### Stored rows
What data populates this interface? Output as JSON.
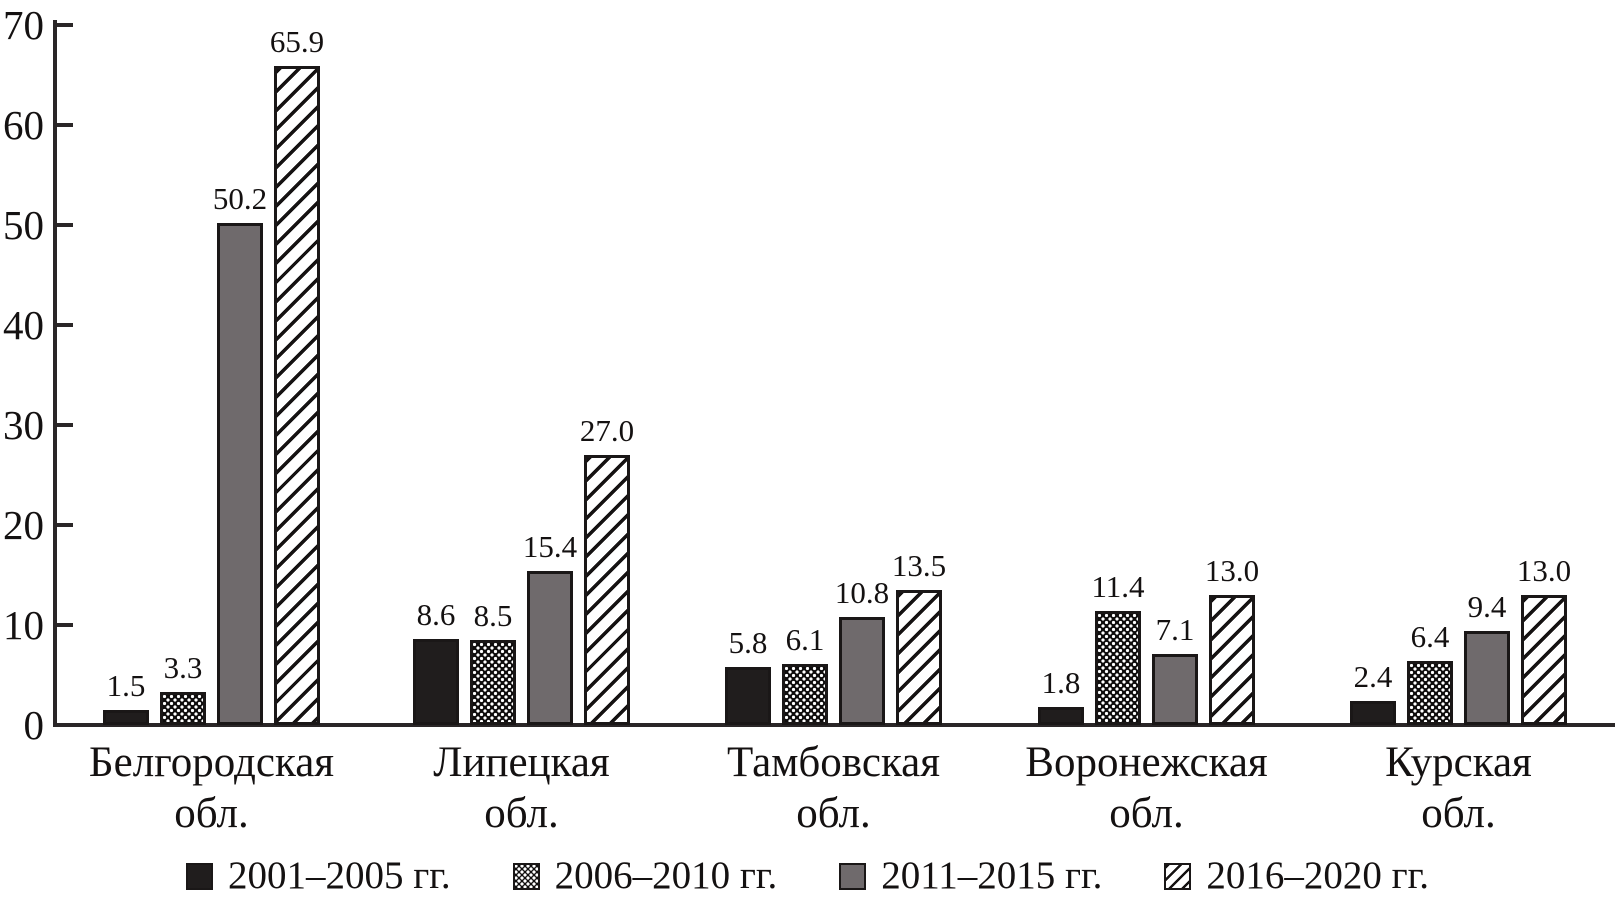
{
  "chart_data": {
    "type": "bar",
    "title": "",
    "xlabel": "",
    "ylabel": "",
    "grid": false,
    "legend_position": "bottom",
    "categories": [
      {
        "line1": "Белгородская",
        "line2": "обл."
      },
      {
        "line1": "Липецкая",
        "line2": "обл."
      },
      {
        "line1": "Тамбовская",
        "line2": "обл."
      },
      {
        "line1": "Воронежская",
        "line2": "обл."
      },
      {
        "line1": "Курская",
        "line2": "обл."
      }
    ],
    "series": [
      {
        "name": "2001–2005 гг.",
        "pattern": "solid-black",
        "values": [
          1.5,
          8.6,
          5.8,
          1.8,
          2.4
        ]
      },
      {
        "name": "2006–2010 гг.",
        "pattern": "dotted",
        "values": [
          3.3,
          8.5,
          6.1,
          11.4,
          6.4
        ]
      },
      {
        "name": "2011–2015 гг.",
        "pattern": "solid-gray",
        "values": [
          50.2,
          15.4,
          10.8,
          7.1,
          9.4
        ]
      },
      {
        "name": "2016–2020 гг.",
        "pattern": "diagonal-hatch",
        "values": [
          65.9,
          27.0,
          13.5,
          13.0,
          13.0
        ]
      }
    ],
    "y_axis": {
      "min": 0,
      "max": 70,
      "tick_step": 10,
      "ticks": [
        0,
        10,
        20,
        30,
        40,
        50,
        60,
        70
      ]
    },
    "value_label_decimals": 1,
    "colors": {
      "text": "#141111",
      "axis": "#2a2627",
      "bar_outline": "#1a1717",
      "solid_black": "#201d1d",
      "solid_gray": "#6f6a6c",
      "hatch_ink": "#151212",
      "background": "#ffffff"
    }
  }
}
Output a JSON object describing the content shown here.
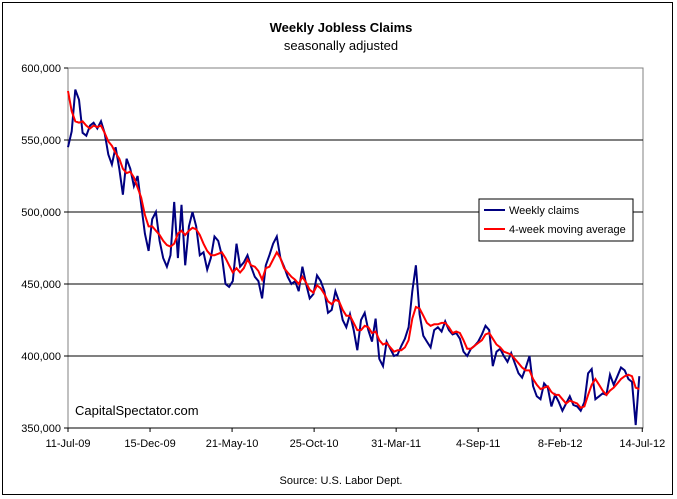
{
  "chart_data": {
    "type": "line",
    "title": "Weekly Jobless Claims",
    "subtitle": "seasonally adjusted",
    "source": "Source: U.S. Labor Dept.",
    "watermark": "CapitalSpectator.com",
    "x_tick_labels": [
      "11-Jul-09",
      "15-Dec-09",
      "21-May-10",
      "25-Oct-10",
      "31-Mar-11",
      "4-Sep-11",
      "8-Feb-12",
      "14-Jul-12"
    ],
    "y_tick_labels": [
      "350,000",
      "400,000",
      "450,000",
      "500,000",
      "550,000",
      "600,000"
    ],
    "ylim": [
      350000,
      600000
    ],
    "y_ticks": [
      350000,
      400000,
      450000,
      500000,
      550000,
      600000
    ],
    "x_range_weeks": [
      0,
      157
    ],
    "x_tick_weeks": [
      0,
      22.4,
      44.8,
      67.2,
      89.6,
      112,
      134.4,
      156.8
    ],
    "grid": true,
    "legend_position": "right",
    "series": [
      {
        "name": "Weekly claims",
        "color": "#000080",
        "values": [
          545000,
          556000,
          585000,
          578000,
          555000,
          553000,
          560000,
          562000,
          558000,
          563000,
          555000,
          540000,
          533000,
          545000,
          530000,
          512000,
          537000,
          530000,
          518000,
          525000,
          505000,
          485000,
          473000,
          495000,
          500000,
          480000,
          468000,
          462000,
          470000,
          507000,
          468000,
          505000,
          463000,
          490000,
          500000,
          490000,
          470000,
          472000,
          460000,
          468000,
          483000,
          480000,
          470000,
          450000,
          448000,
          452000,
          478000,
          462000,
          465000,
          470000,
          462000,
          455000,
          452000,
          440000,
          463000,
          470000,
          478000,
          483000,
          468000,
          462000,
          455000,
          450000,
          452000,
          445000,
          462000,
          450000,
          440000,
          443000,
          456000,
          452000,
          445000,
          430000,
          432000,
          445000,
          438000,
          425000,
          420000,
          429000,
          418000,
          404000,
          425000,
          430000,
          418000,
          410000,
          426000,
          398000,
          393000,
          410000,
          405000,
          400000,
          401000,
          407000,
          412000,
          420000,
          445000,
          463000,
          429000,
          414000,
          410000,
          406000,
          418000,
          420000,
          417000,
          424000,
          418000,
          415000,
          416000,
          412000,
          403000,
          400000,
          405000,
          407000,
          410000,
          415000,
          421000,
          418000,
          393000,
          403000,
          405000,
          400000,
          396000,
          402000,
          395000,
          388000,
          385000,
          392000,
          400000,
          379000,
          372000,
          370000,
          381000,
          378000,
          365000,
          373000,
          368000,
          362000,
          367000,
          372000,
          366000,
          365000,
          362000,
          368000,
          388000,
          391000,
          370000,
          372000,
          374000,
          373000,
          387000,
          380000,
          386000,
          392000,
          390000,
          384000,
          382000,
          352000,
          386000
        ],
        "marker": "none"
      },
      {
        "name": "4-week moving average",
        "color": "#ff0000",
        "values": [
          584000,
          570000,
          563000,
          562000,
          563000,
          560000,
          558000,
          560000,
          559000,
          560000,
          555000,
          549000,
          546000,
          541000,
          537000,
          530000,
          527000,
          528000,
          524000,
          517000,
          510000,
          498000,
          490000,
          490000,
          487000,
          484000,
          480000,
          477000,
          476000,
          478000,
          485000,
          487000,
          484000,
          487000,
          489000,
          488000,
          484000,
          478000,
          473000,
          470000,
          470000,
          471000,
          472000,
          468000,
          463000,
          458000,
          461000,
          458000,
          461000,
          467000,
          463000,
          462000,
          459000,
          453000,
          461000,
          462000,
          467000,
          472000,
          468000,
          461000,
          458000,
          455000,
          453000,
          450000,
          455000,
          451000,
          446000,
          444000,
          449000,
          447000,
          443000,
          438000,
          436000,
          439000,
          438000,
          432000,
          428000,
          428000,
          423000,
          418000,
          418000,
          421000,
          420000,
          416000,
          417000,
          411000,
          408000,
          409000,
          406000,
          403000,
          404000,
          404000,
          406000,
          411000,
          426000,
          434000,
          433000,
          428000,
          423000,
          421000,
          422000,
          422000,
          423000,
          423000,
          420000,
          416000,
          417000,
          416000,
          411000,
          405000,
          405000,
          407000,
          409000,
          411000,
          415000,
          416000,
          412000,
          408000,
          406000,
          403000,
          402000,
          401000,
          398000,
          395000,
          392000,
          390000,
          390000,
          384000,
          380000,
          377000,
          378000,
          379000,
          375000,
          373000,
          373000,
          370000,
          367000,
          369000,
          368000,
          367000,
          364000,
          365000,
          373000,
          380000,
          384000,
          380000,
          376000,
          373000,
          376000,
          378000,
          381000,
          384000,
          386000,
          387000,
          386000,
          378000,
          377000
        ]
      }
    ]
  }
}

### Task prompt
Skip the images and write out the rest of the listing exactly.

### Solution to this task
What data populates this interface? Output as JSON.
{
  "chart_data": {
    "type": "bar",
    "title": "",
    "xlabel": "",
    "ylabel": "",
    "grid": false,
    "legend_position": "bottom",
    "categories": [
      {
        "line1": "Белгородская",
        "line2": "обл."
      },
      {
        "line1": "Липецкая",
        "line2": "обл."
      },
      {
        "line1": "Тамбовская",
        "line2": "обл."
      },
      {
        "line1": "Воронежская",
        "line2": "обл."
      },
      {
        "line1": "Курская",
        "line2": "обл."
      }
    ],
    "series": [
      {
        "name": "2001–2005 гг.",
        "pattern": "solid-black",
        "values": [
          1.5,
          8.6,
          5.8,
          1.8,
          2.4
        ]
      },
      {
        "name": "2006–2010 гг.",
        "pattern": "dotted",
        "values": [
          3.3,
          8.5,
          6.1,
          11.4,
          6.4
        ]
      },
      {
        "name": "2011–2015 гг.",
        "pattern": "solid-gray",
        "values": [
          50.2,
          15.4,
          10.8,
          7.1,
          9.4
        ]
      },
      {
        "name": "2016–2020 гг.",
        "pattern": "diagonal-hatch",
        "values": [
          65.9,
          27.0,
          13.5,
          13.0,
          13.0
        ]
      }
    ],
    "y_axis": {
      "min": 0,
      "max": 70,
      "tick_step": 10,
      "ticks": [
        0,
        10,
        20,
        30,
        40,
        50,
        60,
        70
      ]
    },
    "value_label_decimals": 1,
    "colors": {
      "text": "#141111",
      "axis": "#2a2627",
      "bar_outline": "#1a1717",
      "solid_black": "#201d1d",
      "solid_gray": "#6f6a6c",
      "hatch_ink": "#151212",
      "background": "#ffffff"
    }
  }
}
Output a JSON object describing the content shown here.
{
  "chart_data": {
    "type": "line",
    "title": "Weekly Jobless Claims",
    "subtitle": "seasonally adjusted",
    "source": "Source: U.S. Labor Dept.",
    "watermark": "CapitalSpectator.com",
    "x_tick_labels": [
      "11-Jul-09",
      "15-Dec-09",
      "21-May-10",
      "25-Oct-10",
      "31-Mar-11",
      "4-Sep-11",
      "8-Feb-12",
      "14-Jul-12"
    ],
    "y_tick_labels": [
      "350,000",
      "400,000",
      "450,000",
      "500,000",
      "550,000",
      "600,000"
    ],
    "ylim": [
      350000,
      600000
    ],
    "y_ticks": [
      350000,
      400000,
      450000,
      500000,
      550000,
      600000
    ],
    "x_range_weeks": [
      0,
      157
    ],
    "x_tick_weeks": [
      0,
      22.4,
      44.8,
      67.2,
      89.6,
      112,
      134.4,
      156.8
    ],
    "grid": true,
    "legend_position": "right",
    "series": [
      {
        "name": "Weekly claims",
        "color": "#000080",
        "values": [
          545000,
          556000,
          585000,
          578000,
          555000,
          553000,
          560000,
          562000,
          558000,
          563000,
          555000,
          540000,
          533000,
          545000,
          530000,
          512000,
          537000,
          530000,
          518000,
          525000,
          505000,
          485000,
          473000,
          495000,
          500000,
          480000,
          468000,
          462000,
          470000,
          507000,
          468000,
          505000,
          463000,
          490000,
          500000,
          490000,
          470000,
          472000,
          460000,
          468000,
          483000,
          480000,
          470000,
          450000,
          448000,
          452000,
          478000,
          462000,
          465000,
          470000,
          462000,
          455000,
          452000,
          440000,
          463000,
          470000,
          478000,
          483000,
          468000,
          462000,
          455000,
          450000,
          452000,
          445000,
          462000,
          450000,
          440000,
          443000,
          456000,
          452000,
          445000,
          430000,
          432000,
          445000,
          438000,
          425000,
          420000,
          429000,
          418000,
          404000,
          425000,
          430000,
          418000,
          410000,
          426000,
          398000,
          393000,
          410000,
          405000,
          400000,
          401000,
          407000,
          412000,
          420000,
          445000,
          463000,
          429000,
          414000,
          410000,
          406000,
          418000,
          420000,
          417000,
          424000,
          418000,
          415000,
          416000,
          412000,
          403000,
          400000,
          405000,
          407000,
          410000,
          415000,
          421000,
          418000,
          393000,
          403000,
          405000,
          400000,
          396000,
          402000,
          395000,
          388000,
          385000,
          392000,
          400000,
          379000,
          372000,
          370000,
          381000,
          378000,
          365000,
          373000,
          368000,
          362000,
          367000,
          372000,
          366000,
          365000,
          362000,
          368000,
          388000,
          391000,
          370000,
          372000,
          374000,
          373000,
          387000,
          380000,
          386000,
          392000,
          390000,
          384000,
          382000,
          352000,
          386000
        ],
        "marker": "none"
      },
      {
        "name": "4-week moving average",
        "color": "#ff0000",
        "values": [
          584000,
          570000,
          563000,
          562000,
          563000,
          560000,
          558000,
          560000,
          559000,
          560000,
          555000,
          549000,
          546000,
          541000,
          537000,
          530000,
          527000,
          528000,
          524000,
          517000,
          510000,
          498000,
          490000,
          490000,
          487000,
          484000,
          480000,
          477000,
          476000,
          478000,
          485000,
          487000,
          484000,
          487000,
          489000,
          488000,
          484000,
          478000,
          473000,
          470000,
          470000,
          471000,
          472000,
          468000,
          463000,
          458000,
          461000,
          458000,
          461000,
          467000,
          463000,
          462000,
          459000,
          453000,
          461000,
          462000,
          467000,
          472000,
          468000,
          461000,
          458000,
          455000,
          453000,
          450000,
          455000,
          451000,
          446000,
          444000,
          449000,
          447000,
          443000,
          438000,
          436000,
          439000,
          438000,
          432000,
          428000,
          428000,
          423000,
          418000,
          418000,
          421000,
          420000,
          416000,
          417000,
          411000,
          408000,
          409000,
          406000,
          403000,
          404000,
          404000,
          406000,
          411000,
          426000,
          434000,
          433000,
          428000,
          423000,
          421000,
          422000,
          422000,
          423000,
          423000,
          420000,
          416000,
          417000,
          416000,
          411000,
          405000,
          405000,
          407000,
          409000,
          411000,
          415000,
          416000,
          412000,
          408000,
          406000,
          403000,
          402000,
          401000,
          398000,
          395000,
          392000,
          390000,
          390000,
          384000,
          380000,
          377000,
          378000,
          379000,
          375000,
          373000,
          373000,
          370000,
          367000,
          369000,
          368000,
          367000,
          364000,
          365000,
          373000,
          380000,
          384000,
          380000,
          376000,
          373000,
          376000,
          378000,
          381000,
          384000,
          386000,
          387000,
          386000,
          378000,
          377000
        ]
      }
    ]
  }
}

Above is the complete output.